What the exercise asks: From the entries below, tally how many lines contain "text" and report only that figure.

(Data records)
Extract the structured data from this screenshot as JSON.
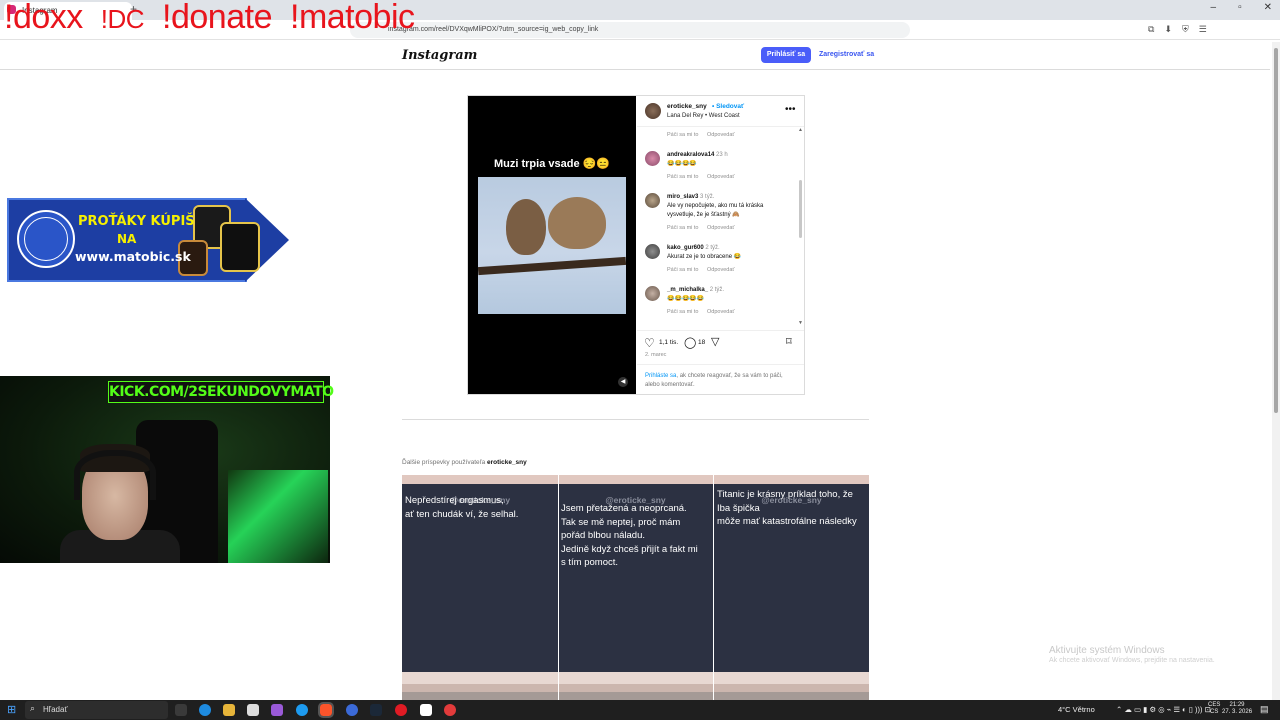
{
  "browser": {
    "tab_title": "Instagram",
    "url": "instagram.com/reel/DVXqwMliPOX/?utm_source=ig_web_copy_link",
    "window_controls": [
      "–",
      "▫",
      "✕"
    ]
  },
  "overlay": {
    "commands": [
      "!doxx",
      "!DC",
      "!donate",
      "!matobic"
    ]
  },
  "ig": {
    "logo": "Instagram",
    "login_label": "Prihlásiť sa",
    "register_label": "Zaregistrovať sa",
    "post": {
      "video_caption": "Muzi trpia vsade 😔😑",
      "owner": "eroticke_sny",
      "follow": "• Sledovať",
      "audio": "Lana Del Rey • West Coast",
      "comments": [
        {
          "user": "",
          "time": "",
          "text": "",
          "like": "Páči sa mi to",
          "reply": "Odpovedať"
        },
        {
          "user": "andreakralova14",
          "time": "23 h",
          "text": "😂😂😂😂",
          "like": "Páči sa mi to",
          "reply": "Odpovedať"
        },
        {
          "user": "miro_slav3",
          "time": "3 týž.",
          "text": "Ale vy nepočujete, ako mu tá kráska vysvetluje, že je šťastný 🙈",
          "like": "Páči sa mi to",
          "reply": "Odpovedať"
        },
        {
          "user": "kako_gur600",
          "time": "2 týž.",
          "text": "Akurat ze je to obracene 😂",
          "like": "Páči sa mi to",
          "reply": "Odpovedať"
        },
        {
          "user": "_m_michalka_",
          "time": "2 týž.",
          "text": "😂😂😂😂😂",
          "like": "Páči sa mi to",
          "reply": "Odpovedať"
        }
      ],
      "likes": "1,1 tis.",
      "comment_count": "18",
      "date": "2. marec",
      "login_prompt_link": "Prihláste sa",
      "login_prompt_rest": ", ak chcete reagovať, že sa vám to páči, alebo komentovať."
    },
    "more_posts_prefix": "Ďalšie príspevky používateľa ",
    "more_posts_user": "eroticke_sny",
    "grid": [
      {
        "handle": "@eroticke_sny",
        "lines": [
          "",
          "",
          "",
          "",
          "Nepředstírej orgasmus,",
          "",
          "ať ten chudák ví, že selhal."
        ]
      },
      {
        "handle": "@eroticke_sny",
        "lines": [
          "",
          "",
          "Jsem přetažená a neoprcaná.",
          "",
          "Tak se mě neptej, proč mám",
          "pořád blbou náladu.",
          "",
          "Jedině když chceš přijít a fakt mi",
          "s tím pomoct."
        ]
      },
      {
        "handle": "@eroticke_sny",
        "lines": [
          "",
          "",
          "",
          "",
          "Titanic je krásny príklad toho, že",
          "",
          "Iba špička",
          "",
          "môže mať katastrofálne následky"
        ]
      }
    ]
  },
  "banner": {
    "line1": "PROŤÁKY KÚPIŠ",
    "line2": "NA",
    "line3": "www.matobic.sk"
  },
  "webcam": {
    "kick_label": "KICK.COM/2SEKUNDOVYMATO"
  },
  "windows": {
    "activate_title": "Aktivujte systém Windows",
    "activate_sub": "Ak chcete aktivovať Windows, prejdite na nastavenia.",
    "search_placeholder": "Hľadať",
    "weather": "4°C  Větrno",
    "lang_top": "CES",
    "lang_bottom": "CS",
    "time": "21:29",
    "date": "27. 3. 2026"
  }
}
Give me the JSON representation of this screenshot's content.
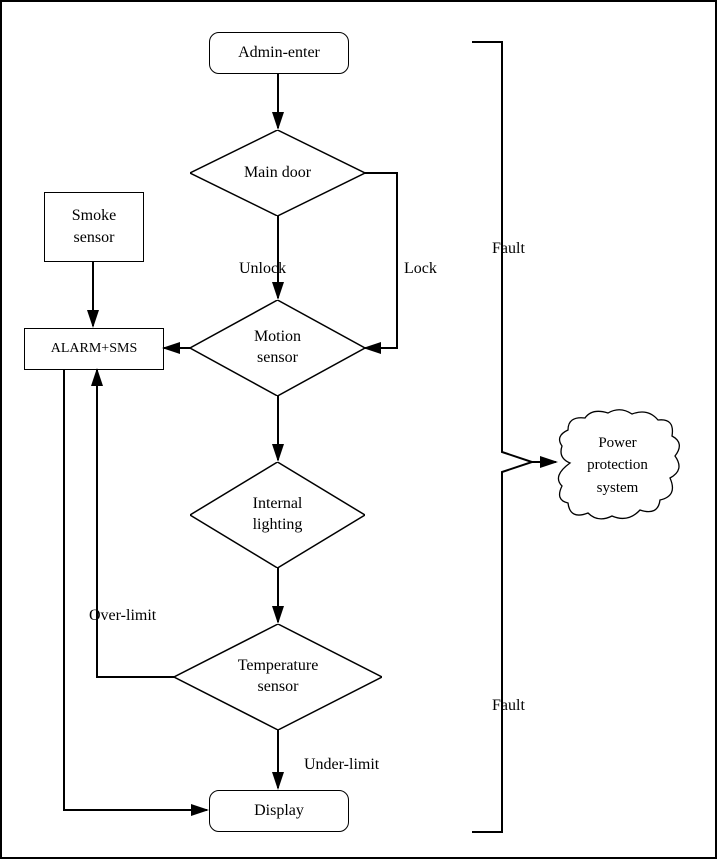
{
  "chart_data": {
    "type": "flowchart",
    "nodes": [
      {
        "id": "admin",
        "shape": "terminator",
        "label": "Admin-enter"
      },
      {
        "id": "maindoor",
        "shape": "decision",
        "label": "Main door"
      },
      {
        "id": "smoke",
        "shape": "process",
        "label": "Smoke sensor"
      },
      {
        "id": "alarm",
        "shape": "process",
        "label": "ALARM+SMS"
      },
      {
        "id": "motion",
        "shape": "decision",
        "label": "Motion sensor"
      },
      {
        "id": "lighting",
        "shape": "decision",
        "label": "Internal lighting"
      },
      {
        "id": "temperature",
        "shape": "decision",
        "label": "Temperature sensor"
      },
      {
        "id": "display",
        "shape": "terminator",
        "label": "Display"
      },
      {
        "id": "power",
        "shape": "cloud",
        "label": "Power protection system"
      }
    ],
    "edges": [
      {
        "from": "admin",
        "to": "maindoor",
        "label": ""
      },
      {
        "from": "maindoor",
        "to": "motion",
        "label": "Unlock"
      },
      {
        "from": "maindoor",
        "to": "motion",
        "label": "Lock",
        "via": "right"
      },
      {
        "from": "smoke",
        "to": "alarm",
        "label": ""
      },
      {
        "from": "motion",
        "to": "alarm",
        "label": ""
      },
      {
        "from": "motion",
        "to": "lighting",
        "label": ""
      },
      {
        "from": "lighting",
        "to": "temperature",
        "label": ""
      },
      {
        "from": "temperature",
        "to": "display",
        "label": "Under-limit"
      },
      {
        "from": "temperature",
        "to": "alarm",
        "label": "Over-limit",
        "via": "left"
      },
      {
        "from": "alarm",
        "to": "display",
        "label": "",
        "via": "bottom"
      },
      {
        "from": "bracket",
        "to": "power",
        "label": "Fault"
      }
    ]
  },
  "nodes": {
    "admin": "Admin-enter",
    "maindoor": "Main door",
    "smoke": "Smoke<br>sensor",
    "alarm": "ALARM+SMS",
    "motion": "Motion<br>sensor",
    "lighting": "Internal<br>lighting",
    "temperature": "Temperature<br>sensor",
    "display": "Display",
    "power": "Power<br>protection<br>system"
  },
  "labels": {
    "unlock": "Unlock",
    "lock": "Lock",
    "overlimit": "Over-limit",
    "underlimit": "Under-limit",
    "fault1": "Fault",
    "fault2": "Fault"
  }
}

Output below: 5